**Direction:**
Return all lines where the word "role" can be found.

** Start of Information shown **

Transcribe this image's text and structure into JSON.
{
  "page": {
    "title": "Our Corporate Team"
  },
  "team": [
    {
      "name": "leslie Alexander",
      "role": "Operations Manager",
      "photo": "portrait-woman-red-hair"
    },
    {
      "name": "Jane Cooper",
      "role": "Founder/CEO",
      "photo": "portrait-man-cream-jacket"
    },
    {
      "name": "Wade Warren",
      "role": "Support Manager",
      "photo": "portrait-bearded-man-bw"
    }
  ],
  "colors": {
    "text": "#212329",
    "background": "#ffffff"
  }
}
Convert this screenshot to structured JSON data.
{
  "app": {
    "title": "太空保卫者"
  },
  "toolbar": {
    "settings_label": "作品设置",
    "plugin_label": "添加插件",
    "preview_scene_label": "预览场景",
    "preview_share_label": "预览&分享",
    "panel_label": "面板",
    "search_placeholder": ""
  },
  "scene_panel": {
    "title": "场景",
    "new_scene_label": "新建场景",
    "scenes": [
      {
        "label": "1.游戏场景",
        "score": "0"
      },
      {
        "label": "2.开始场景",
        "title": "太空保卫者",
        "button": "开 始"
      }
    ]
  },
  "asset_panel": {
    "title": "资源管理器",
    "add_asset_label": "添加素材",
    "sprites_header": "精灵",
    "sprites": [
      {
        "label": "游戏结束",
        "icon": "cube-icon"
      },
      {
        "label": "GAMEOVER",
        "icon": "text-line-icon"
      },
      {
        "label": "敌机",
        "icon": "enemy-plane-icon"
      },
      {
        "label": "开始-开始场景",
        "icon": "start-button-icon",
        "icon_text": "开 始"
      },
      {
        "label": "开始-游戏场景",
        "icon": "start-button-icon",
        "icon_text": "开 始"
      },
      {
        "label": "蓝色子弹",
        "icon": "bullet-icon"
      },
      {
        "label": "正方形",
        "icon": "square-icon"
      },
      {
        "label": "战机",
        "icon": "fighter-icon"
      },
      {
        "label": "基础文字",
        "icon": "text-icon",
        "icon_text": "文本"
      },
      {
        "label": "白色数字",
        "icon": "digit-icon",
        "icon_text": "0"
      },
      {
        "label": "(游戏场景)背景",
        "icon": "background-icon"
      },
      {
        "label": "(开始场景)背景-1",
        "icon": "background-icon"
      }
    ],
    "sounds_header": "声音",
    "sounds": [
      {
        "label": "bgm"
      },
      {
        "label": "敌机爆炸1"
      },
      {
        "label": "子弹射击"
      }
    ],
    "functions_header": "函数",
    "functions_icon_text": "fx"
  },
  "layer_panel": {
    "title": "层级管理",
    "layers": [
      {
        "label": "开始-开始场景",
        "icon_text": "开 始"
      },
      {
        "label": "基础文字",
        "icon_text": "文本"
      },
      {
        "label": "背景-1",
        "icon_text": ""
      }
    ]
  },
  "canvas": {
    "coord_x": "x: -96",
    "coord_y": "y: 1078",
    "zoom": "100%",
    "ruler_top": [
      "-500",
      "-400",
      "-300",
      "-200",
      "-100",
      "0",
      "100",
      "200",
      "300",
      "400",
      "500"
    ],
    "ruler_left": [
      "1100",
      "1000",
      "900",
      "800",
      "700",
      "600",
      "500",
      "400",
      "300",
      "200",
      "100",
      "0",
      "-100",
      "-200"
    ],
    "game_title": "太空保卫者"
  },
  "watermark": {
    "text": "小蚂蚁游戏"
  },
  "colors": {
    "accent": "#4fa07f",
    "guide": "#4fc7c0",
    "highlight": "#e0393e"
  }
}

** End of Information shown **

**Task output:**
      "role": "Operations Manager",
      "role": "Founder/CEO",
      "role": "Support Manager",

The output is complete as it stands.